Exercise task: Each line that holds the word "ylabel" is to be identified and copied.

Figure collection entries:
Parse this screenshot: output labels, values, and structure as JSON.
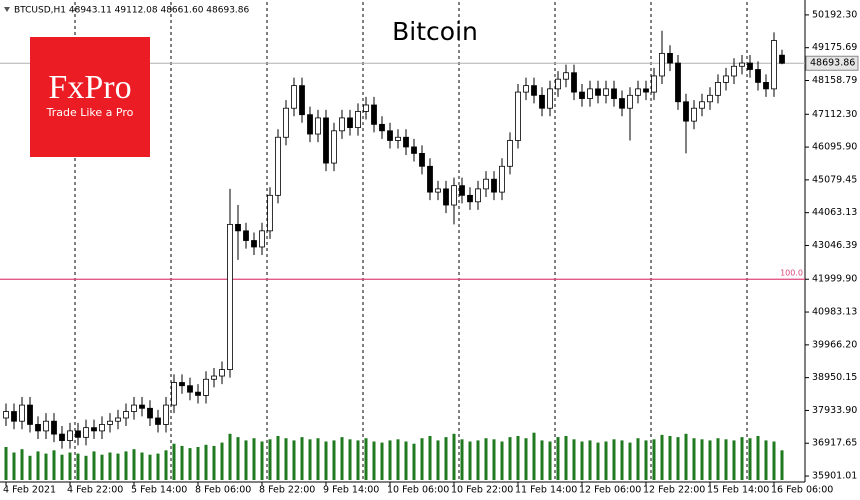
{
  "chart_data": {
    "type": "candlestick",
    "header": "BTCUSD,H1  48943.11 49112.08 48661.60 48693.86",
    "title": "Bitcoin",
    "open": [
      37700,
      37900,
      37600,
      38100,
      37500,
      37300,
      37600,
      37200,
      37000,
      37300,
      37100,
      37400,
      37300,
      37500,
      37600,
      37700,
      37900,
      38100,
      38000,
      37700,
      37500,
      38100,
      38800,
      38700,
      38500,
      38400,
      38900,
      39000,
      39200,
      43700,
      43500,
      43200,
      43000,
      43500,
      44600,
      46400,
      47300,
      48000,
      47100,
      46500,
      47000,
      45600,
      46600,
      47000,
      46700,
      47200,
      47400,
      46800,
      46600,
      46300,
      46400,
      46100,
      45900,
      45500,
      44700,
      44800,
      44300,
      44900,
      44600,
      44400,
      44800,
      45100,
      44700,
      45500,
      46300,
      47800,
      48000,
      47700,
      47300,
      47900,
      48200,
      48400,
      47800,
      47600,
      47900,
      47700,
      47900,
      47600,
      47300,
      47700,
      47900,
      47800,
      48300,
      49000,
      48700,
      47500,
      46900,
      47300,
      47500,
      47700,
      48100,
      48300,
      48600,
      48700,
      48500,
      48100,
      47900,
      48943.11
    ],
    "high": [
      38150,
      38150,
      38350,
      38350,
      37750,
      37850,
      37850,
      37450,
      37550,
      37550,
      37650,
      37650,
      37750,
      37850,
      37950,
      38150,
      38350,
      38350,
      38250,
      37950,
      38350,
      39050,
      39050,
      38950,
      38750,
      39150,
      39250,
      39450,
      44800,
      44300,
      43750,
      43450,
      43750,
      44850,
      46650,
      47550,
      48250,
      48250,
      47350,
      47250,
      47250,
      46850,
      47250,
      47250,
      47450,
      47650,
      47650,
      47050,
      46850,
      46650,
      46650,
      46350,
      46150,
      45750,
      45050,
      45050,
      45150,
      45150,
      44850,
      45050,
      45350,
      45350,
      45750,
      46550,
      48050,
      48250,
      48250,
      47950,
      48150,
      48450,
      48650,
      48650,
      48050,
      48150,
      48150,
      48150,
      48150,
      47850,
      47950,
      48150,
      48150,
      48550,
      49700,
      49250,
      48950,
      47750,
      47550,
      47750,
      47950,
      48350,
      48550,
      48850,
      48950,
      48950,
      48750,
      48350,
      49650,
      49112.08
    ],
    "low": [
      37450,
      37350,
      37350,
      37250,
      37050,
      37050,
      36950,
      36750,
      36750,
      36850,
      36850,
      37050,
      37050,
      37250,
      37350,
      37450,
      37650,
      37750,
      37450,
      37250,
      37250,
      37850,
      38450,
      38250,
      38150,
      38150,
      38650,
      38750,
      38950,
      42600,
      42950,
      42750,
      42750,
      43250,
      44350,
      46150,
      47050,
      46850,
      46250,
      46250,
      45350,
      45350,
      46350,
      46450,
      46450,
      46950,
      46550,
      46350,
      46050,
      46050,
      45850,
      45650,
      45250,
      44450,
      44450,
      44050,
      43700,
      44350,
      44150,
      44150,
      44550,
      44450,
      44450,
      45250,
      46050,
      47550,
      47450,
      47050,
      47050,
      47650,
      47950,
      47550,
      47350,
      47350,
      47450,
      47450,
      47350,
      47050,
      46300,
      47450,
      47550,
      47550,
      48050,
      48450,
      47250,
      45900,
      46650,
      47050,
      47250,
      47450,
      47850,
      48050,
      48350,
      48250,
      47850,
      47650,
      47650,
      48661.6
    ],
    "close": [
      37900,
      37600,
      38100,
      37500,
      37300,
      37600,
      37200,
      37000,
      37300,
      37100,
      37400,
      37300,
      37500,
      37600,
      37700,
      37900,
      38100,
      38000,
      37700,
      37500,
      38100,
      38800,
      38700,
      38500,
      38400,
      38900,
      39000,
      39200,
      43700,
      43500,
      43200,
      43000,
      43500,
      44600,
      46400,
      47300,
      48000,
      47100,
      46500,
      47000,
      45600,
      46600,
      47000,
      46700,
      47200,
      47400,
      46800,
      46600,
      46300,
      46400,
      46100,
      45900,
      45500,
      44700,
      44800,
      44300,
      44900,
      44600,
      44400,
      44800,
      45100,
      44700,
      45500,
      46300,
      47800,
      48000,
      47700,
      47300,
      47900,
      48200,
      48400,
      47800,
      47600,
      47900,
      47700,
      47900,
      47600,
      47300,
      47700,
      47900,
      47800,
      48300,
      49000,
      48700,
      47500,
      46900,
      47300,
      47500,
      47700,
      48100,
      48300,
      48600,
      48700,
      48500,
      48100,
      47900,
      49400,
      48693.86
    ],
    "volume": {
      "color": "#1f7a1f",
      "values": [
        3000,
        2500,
        2800,
        2200,
        2600,
        2400,
        2700,
        2300,
        2500,
        2400,
        2200,
        2600,
        2300,
        2500,
        2400,
        2600,
        2800,
        2500,
        2300,
        2400,
        2700,
        3300,
        3100,
        2900,
        3000,
        3200,
        3100,
        3400,
        4200,
        3900,
        3600,
        3800,
        3500,
        3700,
        4000,
        3800,
        3600,
        3900,
        3700,
        3800,
        3500,
        3600,
        3900,
        3700,
        3600,
        3800,
        3500,
        3400,
        3600,
        3700,
        3500,
        3300,
        3800,
        4000,
        3600,
        3900,
        4200,
        3700,
        3500,
        3600,
        3800,
        3700,
        3500,
        3900,
        4000,
        3800,
        4300,
        3600,
        3500,
        3900,
        4000,
        3700,
        3500,
        3600,
        3400,
        3500,
        3700,
        3600,
        3400,
        3800,
        3600,
        3700,
        4100,
        4000,
        3900,
        4200,
        3800,
        3700,
        3600,
        3800,
        3700,
        3600,
        3900,
        3800,
        4000,
        3600,
        3500,
        2700
      ]
    },
    "bull_color": "#ffffff",
    "bear_color": "#000000",
    "xlim": [
      -0.5,
      99.5
    ],
    "xticks": [
      {
        "value": 0,
        "label": "4 Feb 2021"
      },
      {
        "value": 8,
        "label": "4 Feb 22:00"
      },
      {
        "value": 16,
        "label": "5 Feb 14:00"
      },
      {
        "value": 24,
        "label": "8 Feb 06:00"
      },
      {
        "value": 32,
        "label": "8 Feb 22:00"
      },
      {
        "value": 40,
        "label": "9 Feb 14:00"
      },
      {
        "value": 48,
        "label": "10 Feb 06:00"
      },
      {
        "value": 56,
        "label": "10 Feb 22:00"
      },
      {
        "value": 64,
        "label": "11 Feb 14:00"
      },
      {
        "value": 72,
        "label": "12 Feb 06:00"
      },
      {
        "value": 80,
        "label": "12 Feb 22:00"
      },
      {
        "value": 88,
        "label": "15 Feb 14:00"
      },
      {
        "value": 96,
        "label": "16 Feb 06:00"
      }
    ],
    "ylim": [
      35716,
      50592
    ],
    "yticks": [
      {
        "value": 50192.3,
        "label": "50192.30"
      },
      49175.69,
      48158.79,
      {
        "value": 47112.3,
        "label": "47112.30"
      },
      {
        "value": 46095.9,
        "label": "46095.90"
      },
      45079.45,
      44063.13,
      43046.39,
      {
        "value": 41999.9,
        "label": "41999.90"
      },
      40983.13,
      {
        "value": 39966.2,
        "label": "39966.20"
      },
      38950.15,
      {
        "value": 37933.9,
        "label": "37933.90"
      },
      36917.65,
      35901.01
    ],
    "levels": [
      {
        "value": 41999.9,
        "label": "100.0",
        "color": "#e0457b"
      }
    ]
  },
  "logo": {
    "brand": "FxPro",
    "tagline": "Trade Like a Pro"
  }
}
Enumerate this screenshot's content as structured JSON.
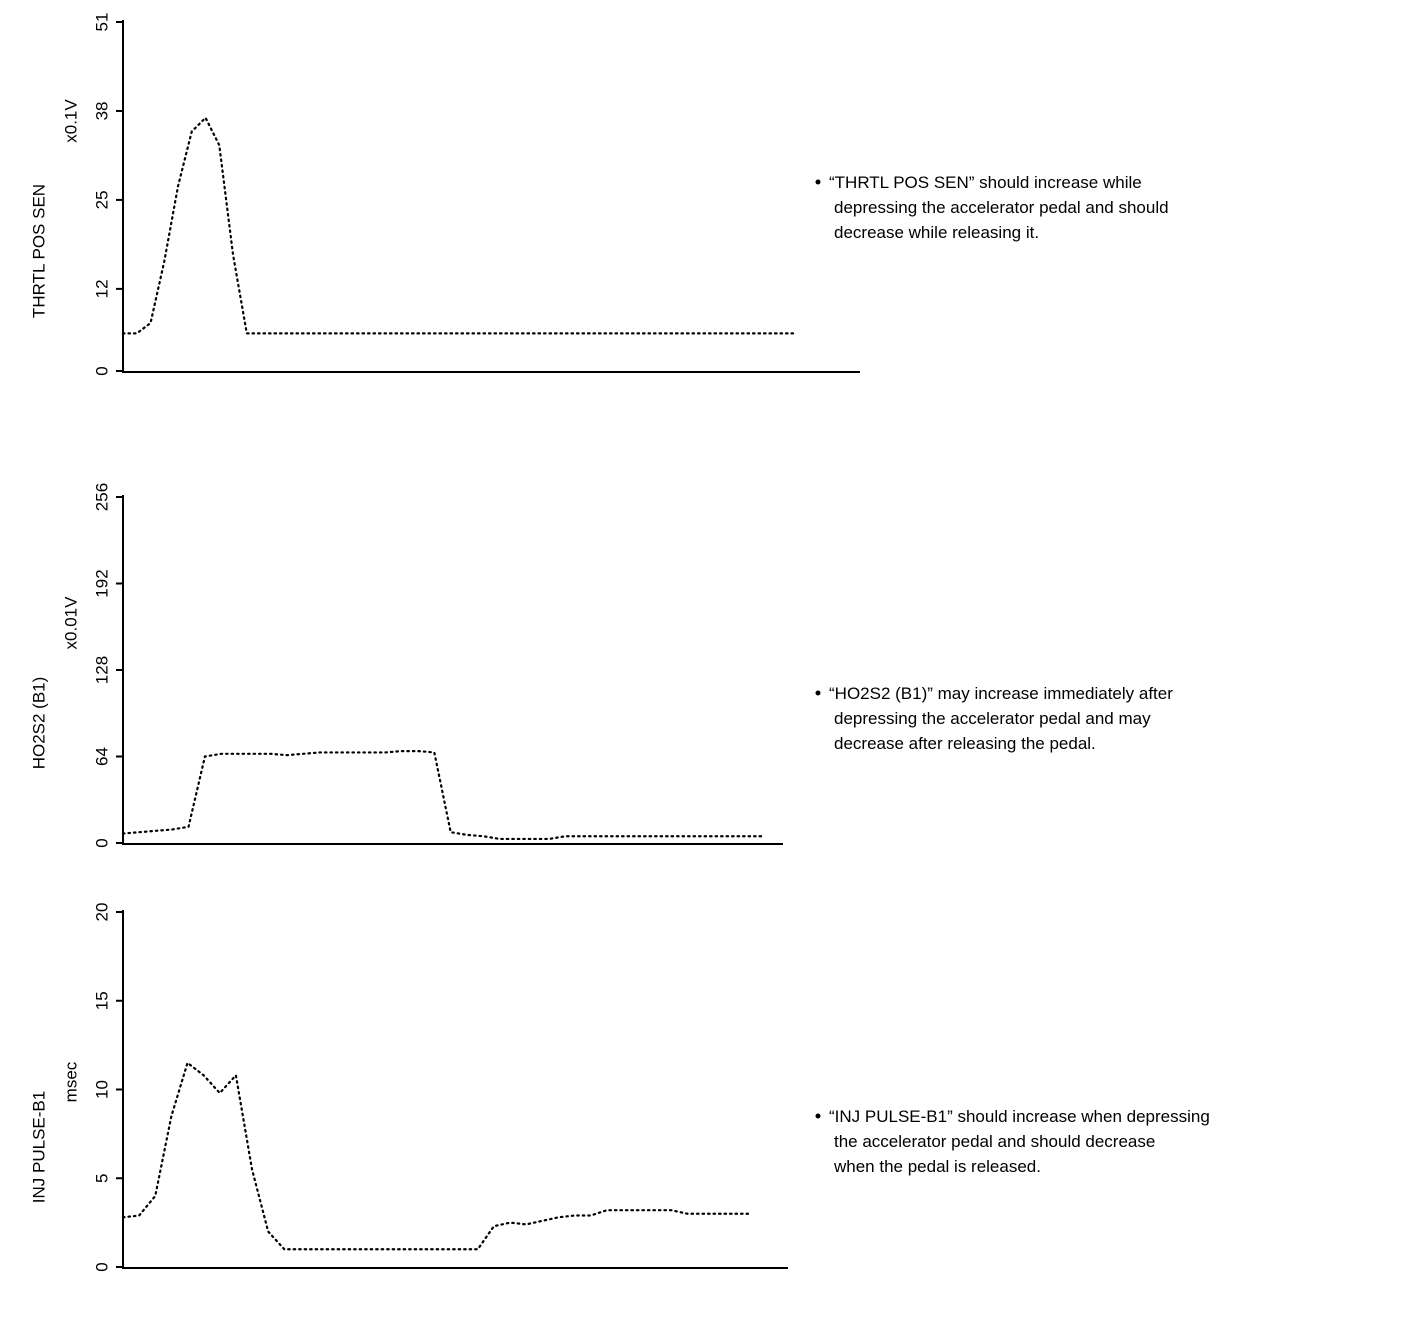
{
  "chart_data": [
    {
      "type": "line",
      "ylabel": "THRTL POS SEN",
      "unit": "x0.1V",
      "ylim": [
        0,
        51
      ],
      "yticks": [
        0,
        12,
        25,
        38,
        51
      ],
      "color": "#000000",
      "values": [
        5.5,
        5.5,
        7,
        16,
        27,
        35,
        37,
        33,
        17,
        5.5,
        5.5,
        5.5,
        5.5,
        5.5,
        5.5,
        5.5,
        5.5,
        5.5,
        5.5,
        5.5,
        5.5,
        5.5,
        5.5,
        5.5,
        5.5,
        5.5,
        5.5,
        5.5,
        5.5,
        5.5,
        5.5,
        5.5,
        5.5,
        5.5,
        5.5,
        5.5,
        5.5,
        5.5,
        5.5,
        5.5,
        5.5,
        5.5,
        5.5,
        5.5,
        5.5,
        5.5,
        5.5,
        5.5,
        5.5,
        5.5
      ],
      "note": [
        "“THRTL POS SEN” should increase while",
        "depressing the accelerator pedal and should",
        "decrease while releasing it."
      ]
    },
    {
      "type": "line",
      "ylabel": "HO2S2 (B1)",
      "unit": "x0.01V",
      "ylim": [
        0,
        256
      ],
      "yticks": [
        0,
        64,
        128,
        192,
        256
      ],
      "color": "#000000",
      "values": [
        7,
        8,
        9,
        10,
        12,
        64,
        66,
        66,
        66,
        66,
        65,
        66,
        67,
        67,
        67,
        67,
        67,
        68,
        68,
        67,
        8,
        6,
        5,
        3,
        3,
        3,
        3,
        5,
        5,
        5,
        5,
        5,
        5,
        5,
        5,
        5,
        5,
        5,
        5,
        5
      ],
      "note": [
        "“HO2S2 (B1)” may increase immediately after",
        "depressing the accelerator pedal and may",
        "decrease after releasing the pedal."
      ]
    },
    {
      "type": "line",
      "ylabel": "INJ PULSE-B1",
      "unit": "msec",
      "ylim": [
        0,
        20
      ],
      "yticks": [
        0,
        5,
        10,
        15,
        20
      ],
      "color": "#000000",
      "values": [
        2.8,
        2.9,
        4,
        8.5,
        11.5,
        10.8,
        9.8,
        10.8,
        5.5,
        2,
        1,
        1,
        1,
        1,
        1,
        1,
        1,
        1,
        1,
        1,
        1,
        1,
        1,
        2.3,
        2.5,
        2.4,
        2.6,
        2.8,
        2.9,
        2.9,
        3.2,
        3.2,
        3.2,
        3.2,
        3.2,
        3,
        3,
        3,
        3,
        3
      ],
      "note": [
        "“INJ PULSE-B1” should increase when depressing",
        "the accelerator pedal and should decrease",
        "when the pedal is released."
      ]
    }
  ]
}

Finished task:
      "ylabel": "THRTL POS SEN",
      "ylabel": "HO2S2 (B1)",
      "ylabel": "INJ PULSE-B1",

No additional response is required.